Entries:

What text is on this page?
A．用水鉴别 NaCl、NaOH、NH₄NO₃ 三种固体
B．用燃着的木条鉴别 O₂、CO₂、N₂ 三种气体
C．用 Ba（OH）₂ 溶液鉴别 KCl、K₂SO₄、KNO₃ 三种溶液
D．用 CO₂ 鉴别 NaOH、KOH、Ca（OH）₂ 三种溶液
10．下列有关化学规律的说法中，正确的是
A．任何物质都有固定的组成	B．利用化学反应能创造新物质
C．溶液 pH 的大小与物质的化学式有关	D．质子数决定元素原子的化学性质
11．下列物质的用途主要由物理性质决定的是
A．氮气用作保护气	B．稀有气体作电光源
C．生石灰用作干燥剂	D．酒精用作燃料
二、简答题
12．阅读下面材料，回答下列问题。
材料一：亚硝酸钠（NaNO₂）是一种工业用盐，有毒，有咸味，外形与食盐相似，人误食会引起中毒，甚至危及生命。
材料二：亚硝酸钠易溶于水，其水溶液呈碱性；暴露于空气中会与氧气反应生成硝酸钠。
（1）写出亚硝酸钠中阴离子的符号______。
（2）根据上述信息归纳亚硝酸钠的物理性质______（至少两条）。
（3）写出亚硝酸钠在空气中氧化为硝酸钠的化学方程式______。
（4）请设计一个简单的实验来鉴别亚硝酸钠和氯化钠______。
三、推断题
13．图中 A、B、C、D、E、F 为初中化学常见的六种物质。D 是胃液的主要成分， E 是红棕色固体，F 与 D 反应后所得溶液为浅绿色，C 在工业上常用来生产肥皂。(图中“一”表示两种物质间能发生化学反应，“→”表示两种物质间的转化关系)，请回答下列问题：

Problem to solve: Extract each line of the material exactly as it stands.

Exercise solution:
What text is on this page?
A．用水鉴别 NaCl、NaOH、NH₄NO₃ 三种固体
B．用燃着的木条鉴别 O₂、CO₂、N₂ 三种气体
C．用 Ba（OH）₂ 溶液鉴别 KCl、K₂SO₄、KNO₃ 三种溶液
D．用 CO₂ 鉴别 NaOH、KOH、Ca（OH）₂ 三种溶液
10．下列有关化学规律的说法中，正确的是
A．任何物质都有固定的组成	B．利用化学反应能创造新物质
C．溶液 pH 的大小与物质的化学式有关	D．质子数决定元素原子的化学性质
11．下列物质的用途主要由物理性质决定的是
A．氮气用作保护气	B．稀有气体作电光源
C．生石灰用作干燥剂	D．酒精用作燃料
二、简答题
12．阅读下面材料，回答下列问题。
材料一：亚硝酸钠（NaNO₂）是一种工业用盐，有毒，有咸味，外形与食盐相似，人误食会引起中毒，甚至危及生命。
材料二：亚硝酸钠易溶于水，其水溶液呈碱性；暴露于空气中会与氧气反应生成硝酸钠。
（1）写出亚硝酸钠中阴离子的符号______。
（2）根据上述信息归纳亚硝酸钠的物理性质______（至少两条）。
（3）写出亚硝酸钠在空气中氧化为硝酸钠的化学方程式______。
（4）请设计一个简单的实验来鉴别亚硝酸钠和氯化钠______。
三、推断题
13．图中 A、B、C、D、E、F 为初中化学常见的六种物质。D 是胃液的主要成分， E 是红棕色固体，F 与 D 反应后所得溶液为浅绿色，C 在工业上常用来生产肥皂。(图中“一”表示两种物质间能发生化学反应，“→”表示两种物质间的转化关系)，请回答下列问题：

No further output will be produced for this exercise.